• [Exercícios propostos]
#1 Segundo o acórdão do Tribunal da Relação de Guimarães, que qualificação da insolvência defendeu a visada na oposição que deduziu?
#2 Redija a continuação do acórdão do Tribunal da Relação de Guimarães sobre a insolvência de T., Lda., começando logo após a última frase apresentada.

• [Texto fornecido]
+--
Acórdão nº 442/13.1TBVLN-C.G1 de Tribunal da Relação de Guimarães, 21 de Janeiro de 2016
Magistrado Responsável | MIGUEL BALDAIA MORAIS |
Data da Resolução | 21 de Janeiro de 2016 |
Emissor | Tribunal da Relação de Guimarães |
Acordam no Tribunal da Relação de Guimarães: I- RELATÓRIO Declarada a insolvência de T., Lda., a interessada/credora I., SA. apresentou alegações escritas ao abrigo do disposto no artigo 188.º, n.º 1, do Código da Insolvência e da Recuperação de Empresas (CIRE), pugnando pela qualificação da insolvência como culposa.
O administrador da insolvência emitiu parecer, nos termos do disposto no artigo 188.º, n.º 2, do CIRE, pronunciando-se pela qualificação da insolvência como culposa e pela atribuição da responsabilidade de tal facto à sócia-gerente da devedora, S.
Os autos foram com vista ao Ministério Público, para os efeitos do artigo 188.º, n.º 3, do CIRE, aderindo à argumentação aduzida pelo administrador da insolvência, emitindo parecer no sentido da qualificação da insolvência como culposa.
Cumprido o disposto no artigo 188.º, n.º 5, do CIRE, a visada deduziu oposição, pugnando pela qualificação da insolvência como fortuita.
Respondeu a requerente I.Ldª, preconizando que seja julgada improcedente a oposição deduzida.
Designou-se data para realização da audiência prévia, no âmbito da qual se proferiu despacho saneador em termos tabelares, se definiu o objeto do litígio e se fixaram os temas da prova.
Realizou-se audiência de discussão e julgamento, com observância das formalidades legais.
+--
• [Listagem disponibilizada]

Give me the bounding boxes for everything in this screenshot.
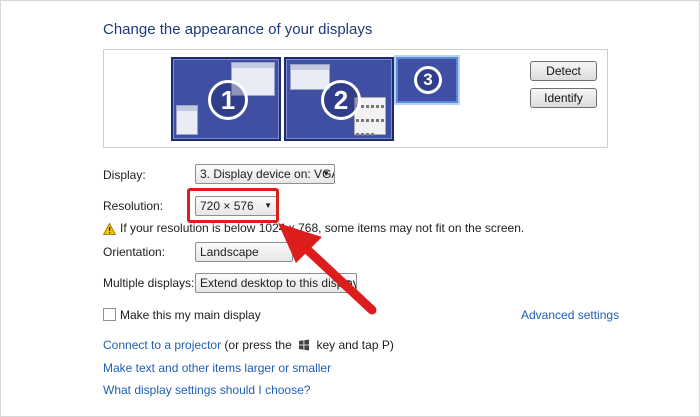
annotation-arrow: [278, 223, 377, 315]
+--
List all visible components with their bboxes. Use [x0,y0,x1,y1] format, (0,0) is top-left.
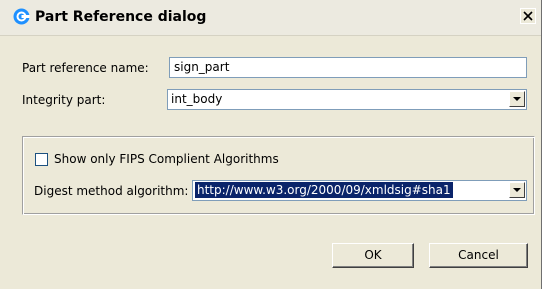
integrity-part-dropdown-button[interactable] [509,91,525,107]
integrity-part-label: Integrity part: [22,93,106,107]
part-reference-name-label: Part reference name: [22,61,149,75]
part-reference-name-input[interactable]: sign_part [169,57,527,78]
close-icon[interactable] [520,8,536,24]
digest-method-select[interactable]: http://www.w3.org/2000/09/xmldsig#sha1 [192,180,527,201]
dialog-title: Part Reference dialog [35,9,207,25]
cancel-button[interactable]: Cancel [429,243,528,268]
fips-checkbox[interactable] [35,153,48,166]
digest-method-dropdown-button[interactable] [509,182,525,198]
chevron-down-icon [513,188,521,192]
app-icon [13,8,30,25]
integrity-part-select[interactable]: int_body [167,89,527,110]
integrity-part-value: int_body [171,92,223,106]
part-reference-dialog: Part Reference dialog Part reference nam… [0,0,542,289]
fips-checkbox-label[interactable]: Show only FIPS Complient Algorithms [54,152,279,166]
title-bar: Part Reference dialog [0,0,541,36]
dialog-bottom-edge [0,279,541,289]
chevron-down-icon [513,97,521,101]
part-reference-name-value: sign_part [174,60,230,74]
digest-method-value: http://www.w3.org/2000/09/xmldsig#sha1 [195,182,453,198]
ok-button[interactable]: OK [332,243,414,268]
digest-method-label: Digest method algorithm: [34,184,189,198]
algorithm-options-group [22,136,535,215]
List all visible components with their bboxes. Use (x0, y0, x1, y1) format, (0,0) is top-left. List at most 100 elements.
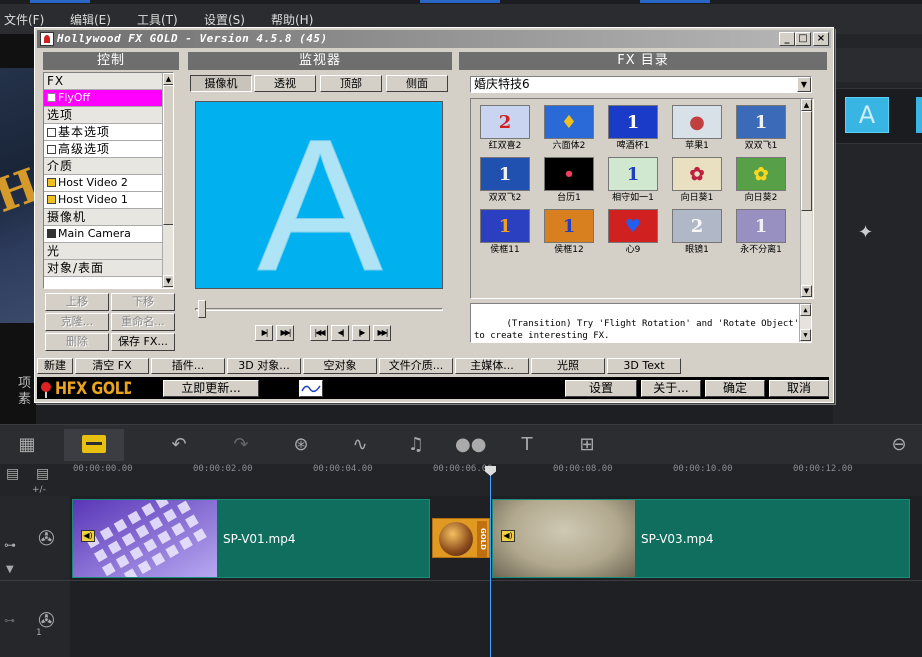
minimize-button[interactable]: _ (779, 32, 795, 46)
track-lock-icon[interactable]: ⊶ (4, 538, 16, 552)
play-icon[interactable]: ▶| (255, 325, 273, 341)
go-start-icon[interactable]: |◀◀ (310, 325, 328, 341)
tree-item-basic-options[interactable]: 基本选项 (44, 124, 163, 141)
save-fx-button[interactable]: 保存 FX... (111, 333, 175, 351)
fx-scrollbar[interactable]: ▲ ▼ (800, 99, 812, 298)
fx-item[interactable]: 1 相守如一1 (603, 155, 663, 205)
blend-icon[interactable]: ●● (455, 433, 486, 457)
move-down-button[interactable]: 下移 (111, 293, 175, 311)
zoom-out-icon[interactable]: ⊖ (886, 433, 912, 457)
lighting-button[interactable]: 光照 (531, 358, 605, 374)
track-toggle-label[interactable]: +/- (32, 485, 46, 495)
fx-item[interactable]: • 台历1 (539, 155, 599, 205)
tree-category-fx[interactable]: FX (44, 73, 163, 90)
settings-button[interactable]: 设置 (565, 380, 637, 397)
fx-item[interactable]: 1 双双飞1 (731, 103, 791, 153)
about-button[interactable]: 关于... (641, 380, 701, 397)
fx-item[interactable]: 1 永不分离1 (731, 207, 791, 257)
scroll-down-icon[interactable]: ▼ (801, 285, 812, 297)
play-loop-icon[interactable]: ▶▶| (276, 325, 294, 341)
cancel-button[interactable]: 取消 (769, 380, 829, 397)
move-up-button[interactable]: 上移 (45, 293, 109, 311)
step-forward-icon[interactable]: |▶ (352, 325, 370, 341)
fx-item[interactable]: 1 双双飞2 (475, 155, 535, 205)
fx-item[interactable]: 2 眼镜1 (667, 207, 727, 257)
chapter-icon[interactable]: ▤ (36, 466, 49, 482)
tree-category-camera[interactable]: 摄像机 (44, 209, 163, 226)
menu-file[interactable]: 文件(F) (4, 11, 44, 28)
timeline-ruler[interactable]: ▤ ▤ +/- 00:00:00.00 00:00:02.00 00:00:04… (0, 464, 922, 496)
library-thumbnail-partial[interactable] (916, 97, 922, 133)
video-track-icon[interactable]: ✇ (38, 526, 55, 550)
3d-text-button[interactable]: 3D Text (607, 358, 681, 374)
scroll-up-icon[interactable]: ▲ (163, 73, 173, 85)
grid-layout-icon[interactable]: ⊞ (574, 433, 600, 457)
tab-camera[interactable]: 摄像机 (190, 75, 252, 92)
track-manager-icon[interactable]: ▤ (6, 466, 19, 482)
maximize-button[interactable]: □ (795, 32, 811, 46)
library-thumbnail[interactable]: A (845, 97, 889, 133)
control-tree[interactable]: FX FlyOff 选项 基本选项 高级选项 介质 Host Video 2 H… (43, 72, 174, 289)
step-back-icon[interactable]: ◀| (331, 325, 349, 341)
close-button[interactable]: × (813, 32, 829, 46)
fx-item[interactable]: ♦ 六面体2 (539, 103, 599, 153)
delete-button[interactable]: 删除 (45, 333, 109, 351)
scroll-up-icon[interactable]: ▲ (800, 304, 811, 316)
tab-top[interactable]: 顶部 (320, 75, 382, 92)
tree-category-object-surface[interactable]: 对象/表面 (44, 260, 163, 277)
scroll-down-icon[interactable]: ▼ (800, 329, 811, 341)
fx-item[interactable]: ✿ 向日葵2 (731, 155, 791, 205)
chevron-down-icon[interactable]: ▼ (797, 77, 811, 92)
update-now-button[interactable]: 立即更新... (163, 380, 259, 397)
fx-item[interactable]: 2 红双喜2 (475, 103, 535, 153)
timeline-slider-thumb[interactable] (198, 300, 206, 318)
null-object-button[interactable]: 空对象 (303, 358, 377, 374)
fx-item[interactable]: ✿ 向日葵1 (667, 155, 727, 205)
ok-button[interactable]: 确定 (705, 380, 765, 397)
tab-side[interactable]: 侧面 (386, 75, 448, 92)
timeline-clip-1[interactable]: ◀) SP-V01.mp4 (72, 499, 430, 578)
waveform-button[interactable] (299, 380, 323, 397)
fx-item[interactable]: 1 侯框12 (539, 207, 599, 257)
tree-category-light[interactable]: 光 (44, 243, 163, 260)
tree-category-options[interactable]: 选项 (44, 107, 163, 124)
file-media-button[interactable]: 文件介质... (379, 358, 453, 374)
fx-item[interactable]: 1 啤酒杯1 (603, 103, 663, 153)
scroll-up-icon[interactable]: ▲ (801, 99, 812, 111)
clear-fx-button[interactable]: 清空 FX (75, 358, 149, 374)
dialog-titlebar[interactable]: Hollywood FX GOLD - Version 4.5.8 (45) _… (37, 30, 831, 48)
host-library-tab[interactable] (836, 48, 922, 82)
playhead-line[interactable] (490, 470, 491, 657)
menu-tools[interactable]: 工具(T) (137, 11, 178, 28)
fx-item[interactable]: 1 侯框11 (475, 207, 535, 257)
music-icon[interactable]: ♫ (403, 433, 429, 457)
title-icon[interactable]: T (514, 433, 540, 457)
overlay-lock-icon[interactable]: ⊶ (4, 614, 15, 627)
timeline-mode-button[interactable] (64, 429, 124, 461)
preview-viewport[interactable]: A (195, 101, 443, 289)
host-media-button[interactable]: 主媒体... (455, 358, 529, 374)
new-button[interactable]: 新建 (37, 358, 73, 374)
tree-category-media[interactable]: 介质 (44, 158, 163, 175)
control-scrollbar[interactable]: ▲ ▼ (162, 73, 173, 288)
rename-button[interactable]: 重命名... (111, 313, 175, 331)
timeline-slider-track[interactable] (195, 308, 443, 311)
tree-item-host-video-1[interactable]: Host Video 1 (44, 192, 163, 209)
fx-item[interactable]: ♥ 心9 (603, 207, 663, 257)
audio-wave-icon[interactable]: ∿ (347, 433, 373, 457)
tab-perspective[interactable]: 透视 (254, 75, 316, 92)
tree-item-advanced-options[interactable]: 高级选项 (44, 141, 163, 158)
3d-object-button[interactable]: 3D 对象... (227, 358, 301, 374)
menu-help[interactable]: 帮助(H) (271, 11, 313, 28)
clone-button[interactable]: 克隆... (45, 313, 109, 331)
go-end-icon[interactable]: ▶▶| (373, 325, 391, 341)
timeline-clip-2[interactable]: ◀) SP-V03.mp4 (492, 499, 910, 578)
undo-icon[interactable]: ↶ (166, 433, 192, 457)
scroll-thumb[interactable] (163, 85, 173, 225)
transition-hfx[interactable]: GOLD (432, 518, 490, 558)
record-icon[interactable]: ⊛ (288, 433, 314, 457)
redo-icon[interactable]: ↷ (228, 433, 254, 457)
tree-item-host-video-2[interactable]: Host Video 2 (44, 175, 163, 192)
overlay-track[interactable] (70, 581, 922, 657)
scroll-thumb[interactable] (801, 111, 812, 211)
+--
• [Respostas por exercício]
#1 A qualificação da insolvência como fortuita.

#2
Foi proferida sentença na qual se decidiu: a) Qualificar a insolvência da sociedade T., Lda. como culposa; b) Julgar afetado pela qualificação da insolvência como culposa a gerente da sociedade insolvente, S.; c) Decretar a inibição de S. para administrar patrimónios de terceiros por um período de 3 (três) anos; d) Declarar S. inibida para o exercício do comércio, bem como para a ocupação de qualquer cargo de titular de órgão de sociedade comercial ou civil, associação ou fundação privada de atividade económica, empresa pública ou cooperativa por um período de 3 (três) anos; e) Determinar a perda de quaisquer créditos sobre a insolvência ou sobre a massa insolvente detidos por S. e a sua condenação na restituição dos bens ou direitos já recebidos em pagamento desses créditos; f) Condenar S. a indemnizar os credores do devedor declarado insolvente no montante dos créditos não satisfeitos, até às forças do seu património.
Não se conformando com o assim decidido, veio a identificada sócia-gerente S. interpor o presente recurso, o qual foi admitido como apelação, a subir nos próprios autos e com efeito meramente devolutivo.
Com o requerimento de interposição do recurso apresentou alegações, formulando, a final, as seguintes CONCLUSÕES: 1- A Douta Decisão proferida pelo Tribunal a quo viola por errada interpretação e aplicação o disposto nos artigos 83.º, n.º 3 e 186.º do C.I.R.E., pelo que deverá ser revogada e substituída por outra que qualifique como fortuita a insolvência da empresa T. Limitada, com todas as consequências legais.
2- O artigo 186.º do C.I.R.E. prevê a qualificação da insolvência como culposa quando da actuação dolosa ou com culpa grave dos seus administradores resulte a criação ou agravamento da situação de insolvência (n.º 1), fixando os comportamentos que objectivamente caracterizam como culposa a insolvência (n.º 2) e aqueles que fazem presumir a culpa grave do agente infractor (n.º 3).
3- O artigo 83.º n.º 3 deixa na livre disposição do julgador a qualificação da insolvência como culposa havendo recusa de prestação de informações ou de colaboração por parte do devedor.
4- É jurisprudência unanime que a verificação da existência de culpa grave do devedor (ou seu representante), não tem como consequência directa e necessária a qualificação da insolvência como culposa, tendo ainda de ser demonstrada a existência de nexo de causalidade entre tal conduta e a criação ou agravamento da situação de insolvência.
5- Os requisitos da insolvência culposa são efectivamente o facto praticado ou omitido pelo devedor, nos três anos anteriores ao início do processo de insolvência, a culpa qualificada e o nexo de causalidade entre a actuação e a criação ou agravamento da situação de insolvência.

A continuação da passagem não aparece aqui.